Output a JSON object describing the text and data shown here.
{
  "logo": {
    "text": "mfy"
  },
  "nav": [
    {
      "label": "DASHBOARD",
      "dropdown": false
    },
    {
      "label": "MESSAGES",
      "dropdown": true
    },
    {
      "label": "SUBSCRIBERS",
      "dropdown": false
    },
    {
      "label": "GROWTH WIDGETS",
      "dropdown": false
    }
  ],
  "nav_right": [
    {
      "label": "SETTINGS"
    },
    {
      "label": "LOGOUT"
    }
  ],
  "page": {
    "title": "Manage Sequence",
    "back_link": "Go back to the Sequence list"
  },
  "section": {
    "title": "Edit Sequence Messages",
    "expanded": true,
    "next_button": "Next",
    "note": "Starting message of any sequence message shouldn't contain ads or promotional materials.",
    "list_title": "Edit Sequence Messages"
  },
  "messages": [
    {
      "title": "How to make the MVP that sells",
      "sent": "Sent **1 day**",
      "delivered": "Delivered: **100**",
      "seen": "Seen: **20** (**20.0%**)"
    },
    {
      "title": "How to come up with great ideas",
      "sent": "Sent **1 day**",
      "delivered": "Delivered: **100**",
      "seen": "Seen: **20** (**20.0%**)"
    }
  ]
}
———
Each record above should be restated word for word.

* Result of this task
Output a JSON object describing the text and data shown here.
{
  "logo": {
    "text": "mfy"
  },
  "nav": [
    {
      "label": "DASHBOARD",
      "dropdown": false
    },
    {
      "label": "MESSAGES",
      "dropdown": true
    },
    {
      "label": "SUBSCRIBERS",
      "dropdown": false
    },
    {
      "label": "GROWTH WIDGETS",
      "dropdown": false
    }
  ],
  "nav_right": [
    {
      "label": "SETTINGS"
    },
    {
      "label": "LOGOUT"
    }
  ],
  "page": {
    "title": "Manage Sequence",
    "back_link": "Go back to the Sequence list"
  },
  "section": {
    "title": "Edit Sequence Messages",
    "expanded": true,
    "next_button": "Next",
    "note": "Starting message of any sequence message shouldn't contain ads or promotional materials.",
    "list_title": "Edit Sequence Messages"
  },
  "messages": [
    {
      "title": "How to make the MVP that sells",
      "sent": "Sent **1 day**",
      "delivered": "Delivered: **100**",
      "seen": "Seen: **20** (**20.0%**)"
    },
    {
      "title": "How to come up with great ideas",
      "sent": "Sent **1 day**",
      "delivered": "Delivered: **100**",
      "seen": "Seen: **20** (**20.0%**)"
    }
  ]
}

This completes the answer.